> _Exercise input_
------------------------------------------------------------

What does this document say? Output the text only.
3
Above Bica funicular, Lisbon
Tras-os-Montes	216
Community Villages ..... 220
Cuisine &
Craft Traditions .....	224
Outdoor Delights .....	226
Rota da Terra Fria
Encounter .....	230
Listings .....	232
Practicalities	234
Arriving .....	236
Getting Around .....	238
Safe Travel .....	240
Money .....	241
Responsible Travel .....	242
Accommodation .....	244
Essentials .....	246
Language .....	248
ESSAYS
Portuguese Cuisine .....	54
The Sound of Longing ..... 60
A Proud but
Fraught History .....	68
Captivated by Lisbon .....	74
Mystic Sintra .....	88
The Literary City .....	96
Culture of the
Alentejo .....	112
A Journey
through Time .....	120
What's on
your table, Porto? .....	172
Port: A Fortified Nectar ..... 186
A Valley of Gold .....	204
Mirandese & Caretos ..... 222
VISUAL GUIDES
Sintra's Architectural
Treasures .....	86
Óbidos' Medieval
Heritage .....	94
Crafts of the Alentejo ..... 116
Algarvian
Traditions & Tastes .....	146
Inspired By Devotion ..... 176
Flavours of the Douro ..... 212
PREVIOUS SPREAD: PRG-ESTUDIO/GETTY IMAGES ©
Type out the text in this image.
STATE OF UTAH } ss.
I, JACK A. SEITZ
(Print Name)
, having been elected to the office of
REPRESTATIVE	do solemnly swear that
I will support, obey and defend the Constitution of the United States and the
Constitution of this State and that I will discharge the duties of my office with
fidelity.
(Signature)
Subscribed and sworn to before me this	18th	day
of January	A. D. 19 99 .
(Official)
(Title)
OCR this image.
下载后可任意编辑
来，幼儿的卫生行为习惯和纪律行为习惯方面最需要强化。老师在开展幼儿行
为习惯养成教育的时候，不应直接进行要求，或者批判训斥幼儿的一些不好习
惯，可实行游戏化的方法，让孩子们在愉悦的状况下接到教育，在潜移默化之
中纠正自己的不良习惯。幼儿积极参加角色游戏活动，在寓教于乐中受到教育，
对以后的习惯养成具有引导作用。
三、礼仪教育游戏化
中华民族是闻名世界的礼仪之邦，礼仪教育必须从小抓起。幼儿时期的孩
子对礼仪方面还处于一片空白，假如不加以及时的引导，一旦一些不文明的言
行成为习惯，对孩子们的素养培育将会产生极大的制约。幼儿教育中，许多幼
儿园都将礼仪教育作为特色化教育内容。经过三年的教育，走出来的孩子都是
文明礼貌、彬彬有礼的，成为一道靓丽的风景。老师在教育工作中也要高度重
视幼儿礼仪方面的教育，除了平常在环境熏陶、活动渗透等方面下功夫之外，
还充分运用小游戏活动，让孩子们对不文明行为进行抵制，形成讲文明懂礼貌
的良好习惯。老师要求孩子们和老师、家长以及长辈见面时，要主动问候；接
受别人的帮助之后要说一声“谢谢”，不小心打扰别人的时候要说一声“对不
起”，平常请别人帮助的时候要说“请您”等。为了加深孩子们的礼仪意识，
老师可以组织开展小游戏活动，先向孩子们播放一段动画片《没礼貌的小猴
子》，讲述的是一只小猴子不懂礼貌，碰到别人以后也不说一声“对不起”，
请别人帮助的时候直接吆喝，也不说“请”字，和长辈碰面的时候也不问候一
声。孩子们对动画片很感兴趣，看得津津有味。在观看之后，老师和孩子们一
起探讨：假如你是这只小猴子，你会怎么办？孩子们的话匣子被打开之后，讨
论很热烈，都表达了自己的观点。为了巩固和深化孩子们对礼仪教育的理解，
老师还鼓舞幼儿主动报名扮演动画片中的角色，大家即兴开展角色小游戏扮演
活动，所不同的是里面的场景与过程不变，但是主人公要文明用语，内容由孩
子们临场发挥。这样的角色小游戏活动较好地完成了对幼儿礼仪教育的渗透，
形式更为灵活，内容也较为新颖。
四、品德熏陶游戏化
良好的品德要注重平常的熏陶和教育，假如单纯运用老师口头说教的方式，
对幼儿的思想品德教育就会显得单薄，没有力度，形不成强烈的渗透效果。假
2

------------------------------------------------------------

> _Task prompt_
Search the preceding listing for the word "Traditions" and pull out every line that holds it.

> _Problem solution_
Craft Traditions .....	224
Traditions & Tastes .....	146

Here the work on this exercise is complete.